[Dataset rows]
______________________________
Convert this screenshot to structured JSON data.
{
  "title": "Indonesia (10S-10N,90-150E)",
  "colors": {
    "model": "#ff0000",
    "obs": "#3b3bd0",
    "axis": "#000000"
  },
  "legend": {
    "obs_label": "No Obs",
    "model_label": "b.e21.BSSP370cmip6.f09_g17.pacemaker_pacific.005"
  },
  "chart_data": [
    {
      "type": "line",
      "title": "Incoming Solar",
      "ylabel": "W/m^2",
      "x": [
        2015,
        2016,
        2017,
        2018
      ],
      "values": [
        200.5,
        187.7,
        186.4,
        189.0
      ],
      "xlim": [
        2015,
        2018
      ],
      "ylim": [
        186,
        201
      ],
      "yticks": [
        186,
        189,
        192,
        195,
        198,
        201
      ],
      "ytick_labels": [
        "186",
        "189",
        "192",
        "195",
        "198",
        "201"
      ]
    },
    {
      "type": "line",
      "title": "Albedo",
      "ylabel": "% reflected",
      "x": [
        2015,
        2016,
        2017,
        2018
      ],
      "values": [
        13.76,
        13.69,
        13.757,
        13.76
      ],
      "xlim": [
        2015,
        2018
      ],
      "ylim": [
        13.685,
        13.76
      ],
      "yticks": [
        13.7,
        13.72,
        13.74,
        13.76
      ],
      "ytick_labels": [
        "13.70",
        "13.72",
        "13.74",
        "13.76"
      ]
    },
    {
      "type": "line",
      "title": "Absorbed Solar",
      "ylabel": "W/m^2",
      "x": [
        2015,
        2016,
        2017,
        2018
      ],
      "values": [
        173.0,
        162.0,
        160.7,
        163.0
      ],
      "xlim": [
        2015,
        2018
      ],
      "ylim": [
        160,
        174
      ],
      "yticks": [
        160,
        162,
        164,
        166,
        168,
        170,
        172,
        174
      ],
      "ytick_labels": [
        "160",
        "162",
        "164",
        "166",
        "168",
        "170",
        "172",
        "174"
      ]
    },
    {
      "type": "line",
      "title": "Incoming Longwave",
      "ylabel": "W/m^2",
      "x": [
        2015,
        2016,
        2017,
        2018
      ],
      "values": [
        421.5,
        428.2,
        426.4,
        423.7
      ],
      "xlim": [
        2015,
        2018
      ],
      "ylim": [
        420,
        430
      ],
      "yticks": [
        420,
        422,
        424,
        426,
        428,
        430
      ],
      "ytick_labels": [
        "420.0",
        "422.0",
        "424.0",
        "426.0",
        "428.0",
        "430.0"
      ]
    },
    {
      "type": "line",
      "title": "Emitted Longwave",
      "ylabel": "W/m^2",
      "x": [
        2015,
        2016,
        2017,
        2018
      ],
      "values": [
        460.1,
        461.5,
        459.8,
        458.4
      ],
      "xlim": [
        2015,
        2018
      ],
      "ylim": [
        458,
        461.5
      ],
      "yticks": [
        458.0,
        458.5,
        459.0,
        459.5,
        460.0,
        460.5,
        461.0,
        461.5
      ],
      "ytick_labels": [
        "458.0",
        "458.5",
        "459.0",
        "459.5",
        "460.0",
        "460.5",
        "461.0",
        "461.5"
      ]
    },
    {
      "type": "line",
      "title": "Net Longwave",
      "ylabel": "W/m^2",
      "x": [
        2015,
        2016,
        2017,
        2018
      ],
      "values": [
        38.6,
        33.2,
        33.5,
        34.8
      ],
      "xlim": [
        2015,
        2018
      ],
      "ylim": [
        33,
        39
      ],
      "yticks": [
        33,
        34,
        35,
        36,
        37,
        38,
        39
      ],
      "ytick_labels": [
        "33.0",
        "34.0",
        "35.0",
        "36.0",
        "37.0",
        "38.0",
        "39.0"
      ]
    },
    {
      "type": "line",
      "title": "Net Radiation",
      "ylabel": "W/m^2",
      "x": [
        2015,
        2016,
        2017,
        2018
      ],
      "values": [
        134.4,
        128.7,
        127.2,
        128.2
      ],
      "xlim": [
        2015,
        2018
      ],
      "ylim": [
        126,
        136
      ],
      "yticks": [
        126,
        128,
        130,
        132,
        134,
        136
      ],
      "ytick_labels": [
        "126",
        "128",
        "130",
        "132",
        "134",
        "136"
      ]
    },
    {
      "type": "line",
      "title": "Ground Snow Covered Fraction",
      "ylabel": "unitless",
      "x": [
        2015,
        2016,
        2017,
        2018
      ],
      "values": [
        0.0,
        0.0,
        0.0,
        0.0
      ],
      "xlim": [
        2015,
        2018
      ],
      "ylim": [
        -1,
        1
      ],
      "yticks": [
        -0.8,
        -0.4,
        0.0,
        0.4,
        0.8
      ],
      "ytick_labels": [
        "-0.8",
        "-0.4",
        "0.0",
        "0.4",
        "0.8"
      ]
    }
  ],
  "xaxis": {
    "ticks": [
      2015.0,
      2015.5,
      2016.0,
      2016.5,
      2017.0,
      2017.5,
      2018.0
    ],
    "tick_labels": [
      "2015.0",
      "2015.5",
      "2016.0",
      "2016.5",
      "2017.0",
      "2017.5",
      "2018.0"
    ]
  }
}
______________________________
**Exercise description**: Above are the records. Copy every line in them holding "Incoming".

**Response to the task**:
      "title": "Incoming Solar",
      "title": "Incoming Longwave",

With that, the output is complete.